[What the exercise asks]
Skip any picture you find and retype all the remaining lines exactly.

□ □ □ □ □ □ □

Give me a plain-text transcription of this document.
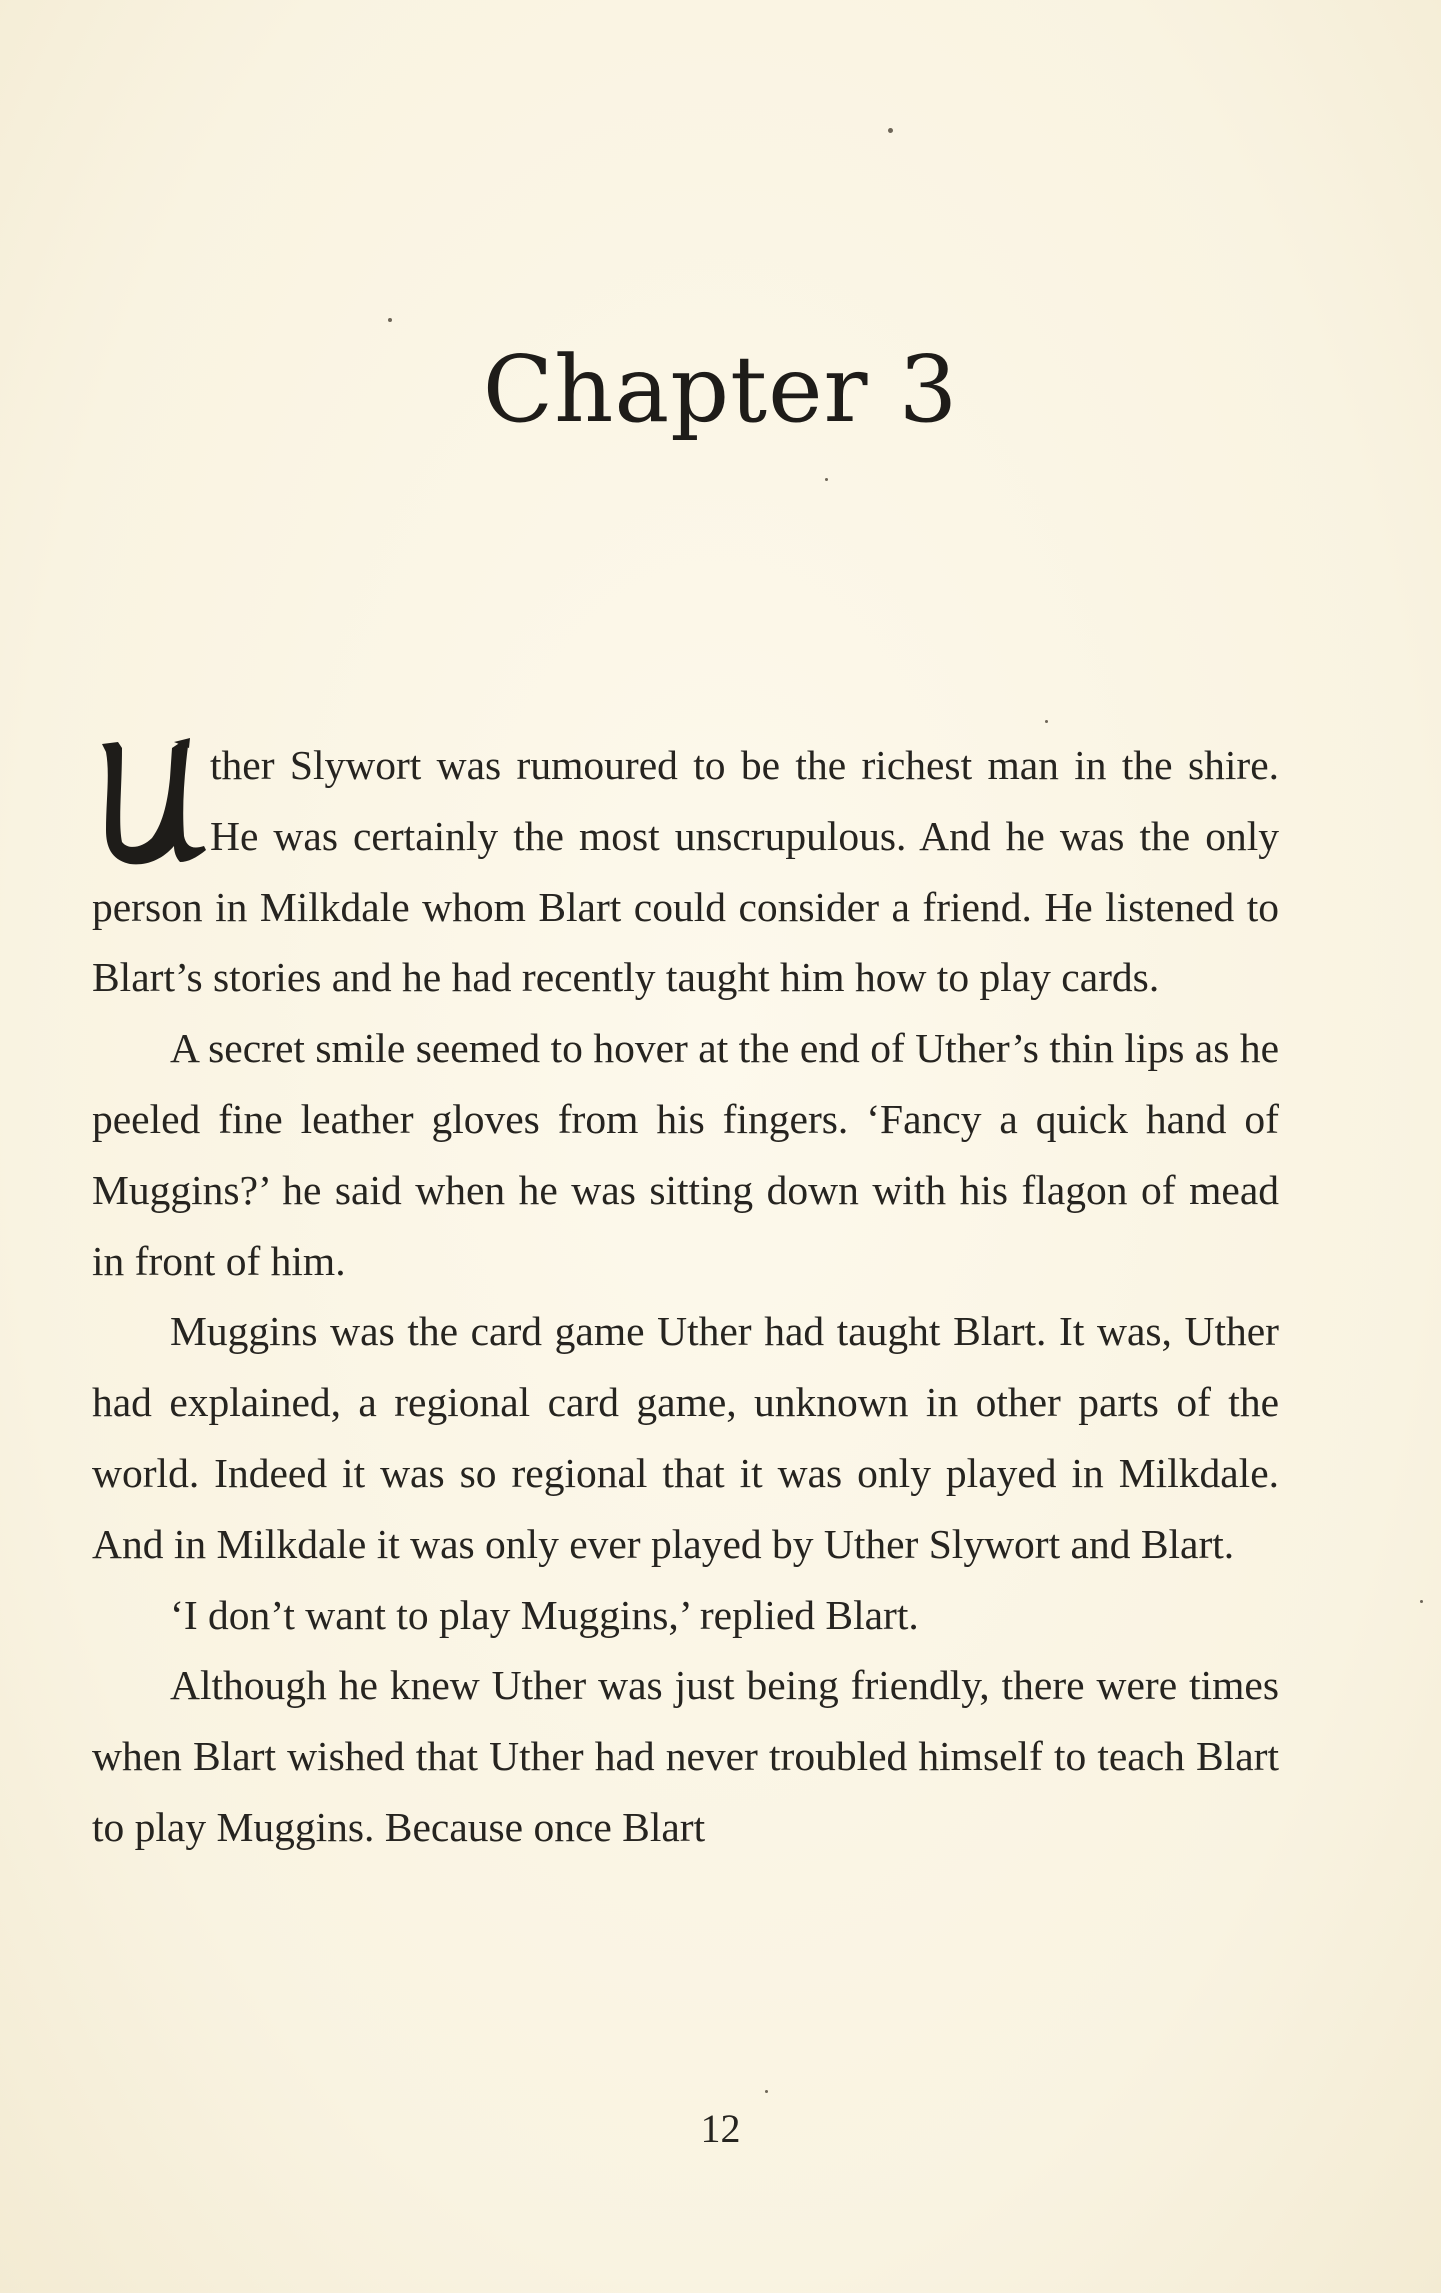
Chapter 3

ther Slywort was rumoured to be the richest man in the shire. He was certainly the most unscrupulous. And he was the only person in Milkdale whom Blart could consider a friend. He listened to Blart’s stories and he had recently taught him how to play cards.

A secret smile seemed to hover at the end of Uther’s thin lips as he peeled fine leather gloves from his fingers. ‘Fancy a quick hand of Muggins?’ he said when he was sitting down with his flagon of mead in front of him.

Muggins was the card game Uther had taught Blart. It was, Uther had explained, a regional card game, unknown in other parts of the world. Indeed it was so regional that it was only played in Milkdale. And in Milkdale it was only ever played by Uther Slywort and Blart.

‘I don’t want to play Muggins,’ replied Blart.

Although he knew Uther was just being friendly, there were times when Blart wished that Uther had never troubled himself to teach Blart to play Muggins. Because once Blart

12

□ □ □ □ □ □ □

[Result]
Give me a plain-text transcription of this document.
Chapter 3

ther Slywort was rumoured to be the richest man in the shire. He was certainly the most unscrupulous. And he was the only person in Milkdale whom Blart could consider a friend. He listened to Blart’s stories and he had recently taught him how to play cards.

A secret smile seemed to hover at the end of Uther’s thin lips as he peeled fine leather gloves from his fingers. ‘Fancy a quick hand of Muggins?’ he said when he was sitting down with his flagon of mead in front of him.

Muggins was the card game Uther had taught Blart. It was, Uther had explained, a regional card game, unknown in other parts of the world. Indeed it was so regional that it was only played in Milkdale. And in Milkdale it was only ever played by Uther Slywort and Blart.

‘I don’t want to play Muggins,’ replied Blart.

Although he knew Uther was just being friendly, there were times when Blart wished that Uther had never troubled himself to teach Blart to play Muggins. Because once Blart

12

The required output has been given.